● **Short task**
Sift the listing for lines that hold the string "which" and pull them out.

* Begin *

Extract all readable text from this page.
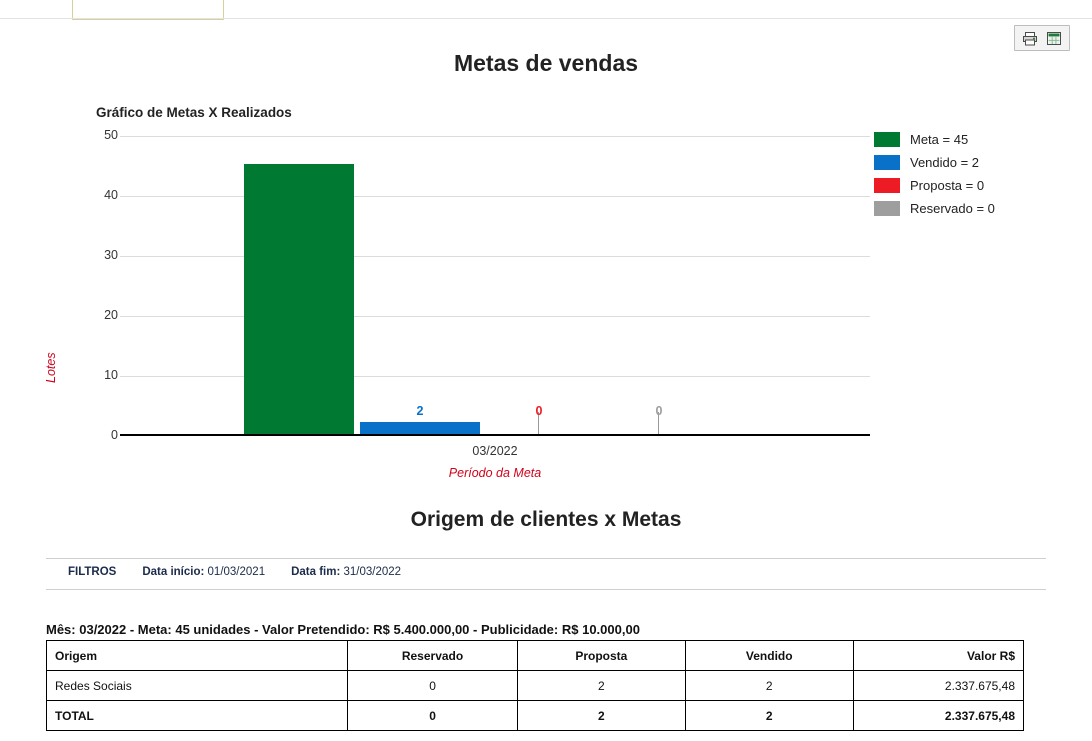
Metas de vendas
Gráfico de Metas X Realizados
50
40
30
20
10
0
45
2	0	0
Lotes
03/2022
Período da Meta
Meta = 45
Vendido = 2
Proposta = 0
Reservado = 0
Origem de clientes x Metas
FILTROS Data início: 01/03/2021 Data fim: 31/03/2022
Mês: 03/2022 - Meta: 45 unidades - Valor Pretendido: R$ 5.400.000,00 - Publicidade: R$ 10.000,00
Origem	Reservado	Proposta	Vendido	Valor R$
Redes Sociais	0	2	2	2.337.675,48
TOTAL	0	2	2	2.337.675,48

* End *
* Begin *

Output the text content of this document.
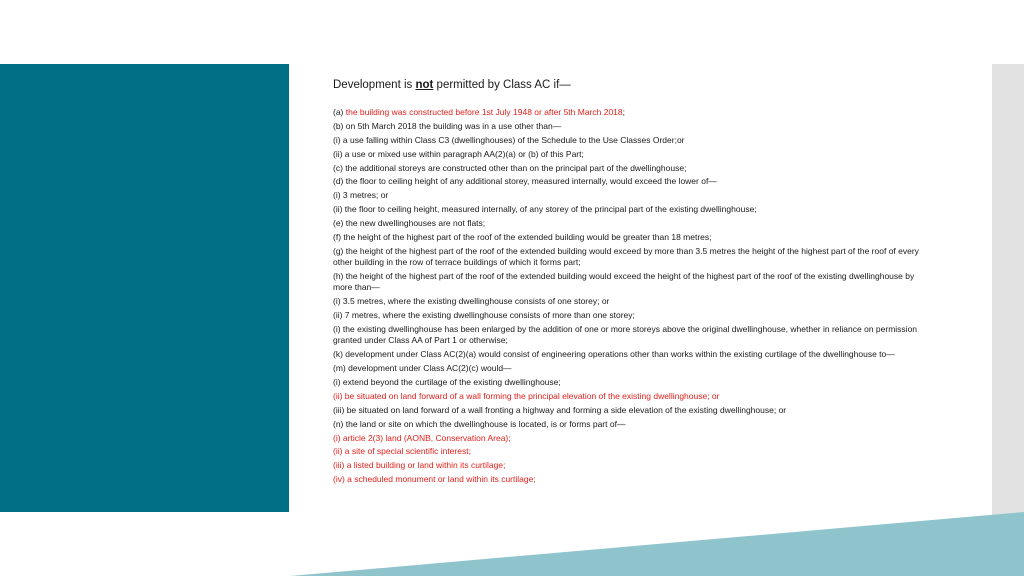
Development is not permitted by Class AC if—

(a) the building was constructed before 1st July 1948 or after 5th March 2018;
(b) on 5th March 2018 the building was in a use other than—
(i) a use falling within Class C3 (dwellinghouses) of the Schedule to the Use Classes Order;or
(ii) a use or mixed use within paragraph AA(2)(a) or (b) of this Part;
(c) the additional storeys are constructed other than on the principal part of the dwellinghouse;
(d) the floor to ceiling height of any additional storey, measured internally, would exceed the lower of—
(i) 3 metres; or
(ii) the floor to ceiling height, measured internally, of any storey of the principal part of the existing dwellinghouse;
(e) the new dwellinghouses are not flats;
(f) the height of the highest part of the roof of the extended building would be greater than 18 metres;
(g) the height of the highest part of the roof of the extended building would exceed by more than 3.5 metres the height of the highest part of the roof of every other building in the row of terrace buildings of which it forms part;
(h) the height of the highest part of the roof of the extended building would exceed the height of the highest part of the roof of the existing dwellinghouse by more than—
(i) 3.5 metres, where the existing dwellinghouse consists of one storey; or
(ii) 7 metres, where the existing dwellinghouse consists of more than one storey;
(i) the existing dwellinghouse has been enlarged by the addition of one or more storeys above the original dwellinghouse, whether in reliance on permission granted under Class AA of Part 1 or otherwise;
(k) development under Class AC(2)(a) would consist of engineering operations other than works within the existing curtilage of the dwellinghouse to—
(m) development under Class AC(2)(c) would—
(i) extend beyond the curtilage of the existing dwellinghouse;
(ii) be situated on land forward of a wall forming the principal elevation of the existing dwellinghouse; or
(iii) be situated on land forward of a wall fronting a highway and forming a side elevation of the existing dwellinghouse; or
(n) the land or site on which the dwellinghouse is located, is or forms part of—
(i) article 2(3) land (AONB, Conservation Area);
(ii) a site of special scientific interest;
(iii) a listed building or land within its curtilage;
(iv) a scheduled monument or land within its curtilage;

* End *
* Begin *

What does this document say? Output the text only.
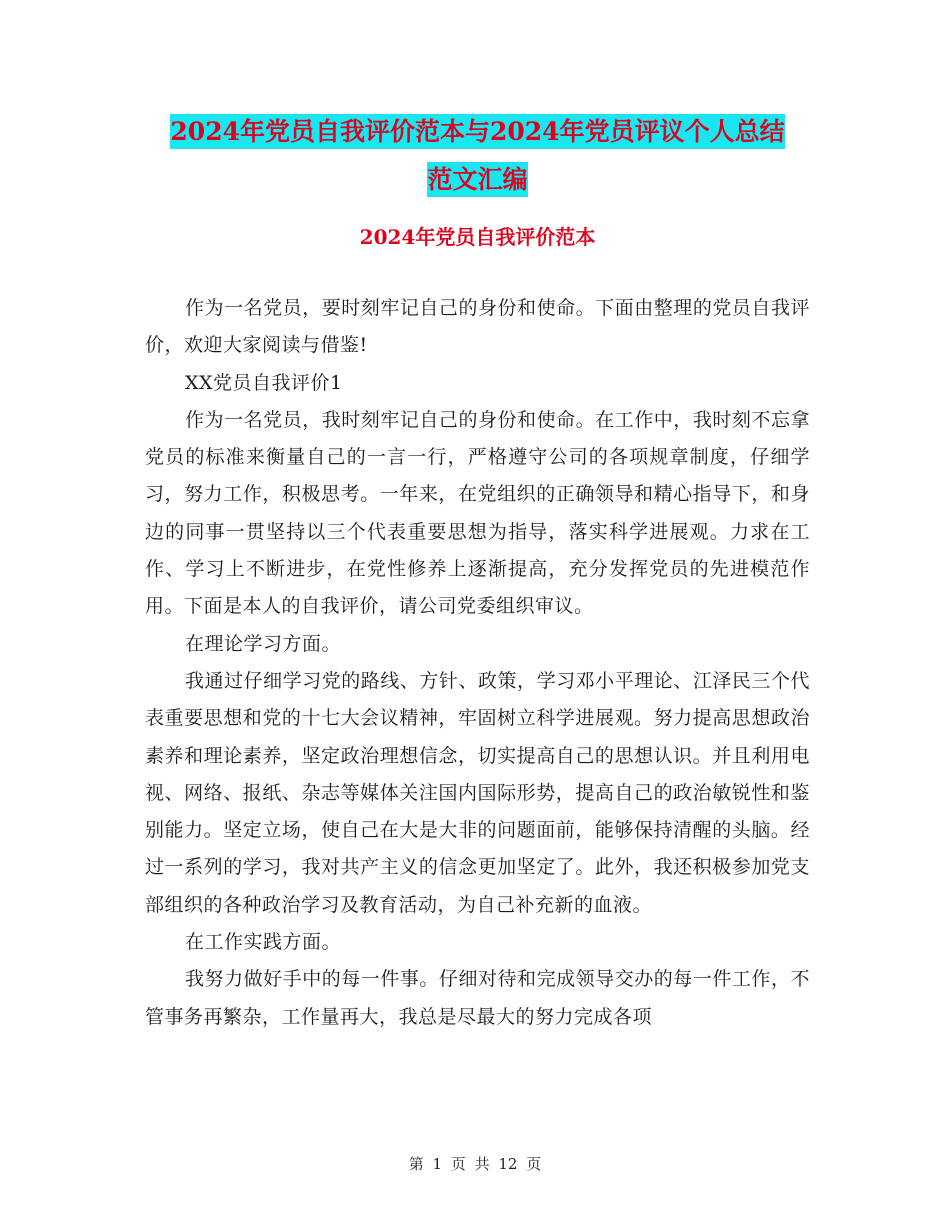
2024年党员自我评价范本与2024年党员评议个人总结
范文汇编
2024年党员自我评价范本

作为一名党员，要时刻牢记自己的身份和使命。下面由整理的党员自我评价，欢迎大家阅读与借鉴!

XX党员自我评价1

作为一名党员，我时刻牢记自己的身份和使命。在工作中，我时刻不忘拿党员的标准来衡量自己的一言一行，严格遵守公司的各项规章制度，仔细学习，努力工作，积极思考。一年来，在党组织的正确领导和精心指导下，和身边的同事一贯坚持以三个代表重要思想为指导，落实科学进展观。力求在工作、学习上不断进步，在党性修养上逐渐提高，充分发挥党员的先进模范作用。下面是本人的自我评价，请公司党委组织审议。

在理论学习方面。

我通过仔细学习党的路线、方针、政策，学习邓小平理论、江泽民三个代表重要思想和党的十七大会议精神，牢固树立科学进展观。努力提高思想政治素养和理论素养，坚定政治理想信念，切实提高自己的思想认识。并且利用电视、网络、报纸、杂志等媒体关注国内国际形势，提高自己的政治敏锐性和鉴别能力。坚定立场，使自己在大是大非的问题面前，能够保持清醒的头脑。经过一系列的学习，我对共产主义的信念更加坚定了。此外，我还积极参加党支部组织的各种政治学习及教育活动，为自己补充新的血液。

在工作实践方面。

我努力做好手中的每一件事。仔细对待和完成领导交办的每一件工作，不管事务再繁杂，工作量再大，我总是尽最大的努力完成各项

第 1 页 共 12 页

* End *

● **Problem solution**
(g) the height of the highest part of the roof of the extended building would exceed by more than 3.5 metres the height of the highest part of the roof of every other building in the row of terrace buildings of which it forms part;
(n) the land or site on which the dwellinghouse is located, is or forms part of—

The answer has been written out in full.